## start EXCERPTED DATA

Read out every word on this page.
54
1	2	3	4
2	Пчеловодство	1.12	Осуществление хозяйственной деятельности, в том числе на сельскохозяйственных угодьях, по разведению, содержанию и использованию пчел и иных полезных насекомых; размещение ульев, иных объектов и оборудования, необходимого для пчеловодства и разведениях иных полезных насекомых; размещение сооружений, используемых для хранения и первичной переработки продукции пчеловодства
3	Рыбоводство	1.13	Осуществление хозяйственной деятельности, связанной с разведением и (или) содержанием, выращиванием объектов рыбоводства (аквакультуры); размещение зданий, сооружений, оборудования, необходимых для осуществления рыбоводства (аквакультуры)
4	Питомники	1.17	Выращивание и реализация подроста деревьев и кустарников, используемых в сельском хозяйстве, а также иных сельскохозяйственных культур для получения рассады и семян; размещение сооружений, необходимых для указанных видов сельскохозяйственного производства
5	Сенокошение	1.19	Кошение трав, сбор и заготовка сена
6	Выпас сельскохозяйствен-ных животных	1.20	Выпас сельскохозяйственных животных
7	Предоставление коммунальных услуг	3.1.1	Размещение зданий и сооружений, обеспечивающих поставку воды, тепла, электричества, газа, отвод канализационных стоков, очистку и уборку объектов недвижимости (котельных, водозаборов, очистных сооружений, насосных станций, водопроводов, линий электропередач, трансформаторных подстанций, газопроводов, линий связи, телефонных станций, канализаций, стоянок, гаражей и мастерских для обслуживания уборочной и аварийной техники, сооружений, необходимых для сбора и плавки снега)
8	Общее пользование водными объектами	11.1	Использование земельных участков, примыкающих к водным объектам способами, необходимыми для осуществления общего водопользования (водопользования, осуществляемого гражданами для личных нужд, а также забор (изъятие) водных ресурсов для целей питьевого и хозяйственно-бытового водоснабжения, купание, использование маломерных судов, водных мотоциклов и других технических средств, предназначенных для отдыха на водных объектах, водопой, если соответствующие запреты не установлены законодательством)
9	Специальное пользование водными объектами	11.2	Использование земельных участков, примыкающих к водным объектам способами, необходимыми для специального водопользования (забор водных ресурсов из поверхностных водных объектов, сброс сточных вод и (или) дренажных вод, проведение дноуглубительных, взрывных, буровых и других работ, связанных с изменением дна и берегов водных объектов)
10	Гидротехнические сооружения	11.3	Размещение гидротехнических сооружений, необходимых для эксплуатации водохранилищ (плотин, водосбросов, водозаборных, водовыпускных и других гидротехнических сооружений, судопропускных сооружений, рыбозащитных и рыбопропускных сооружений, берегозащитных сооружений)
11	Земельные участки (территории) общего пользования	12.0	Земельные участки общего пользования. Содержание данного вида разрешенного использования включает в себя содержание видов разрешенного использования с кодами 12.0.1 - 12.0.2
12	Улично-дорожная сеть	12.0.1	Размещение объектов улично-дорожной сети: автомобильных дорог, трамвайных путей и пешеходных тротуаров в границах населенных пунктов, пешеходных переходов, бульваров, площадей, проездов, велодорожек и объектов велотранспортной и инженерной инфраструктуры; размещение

## end EXCERPTED DATA

(SHORT PROBLEM)
Among the lines of the material, find those that hold the word "осуществления" and copy them.

(SOLUTION TO THE EXERCISE)
3	Рыбоводство	1.13	Осуществление хозяйственной деятельности, связанной с разведением и (или) содержанием, выращиванием объектов рыбоводства (аквакультуры); размещение зданий, сооружений, оборудования, необходимых для осуществления рыбоводства (аквакультуры)
8	Общее пользование водными объектами	11.1	Использование земельных участков, примыкающих к водным объектам способами, необходимыми для осуществления общего водопользования (водопользования, осуществляемого гражданами для личных нужд, а также забор (изъятие) водных ресурсов для целей питьевого и хозяйственно-бытового водоснабжения, купание, использование маломерных судов, водных мотоциклов и других технических средств, предназначенных для отдыха на водных объектах, водопой, если соответствующие запреты не установлены законодательством)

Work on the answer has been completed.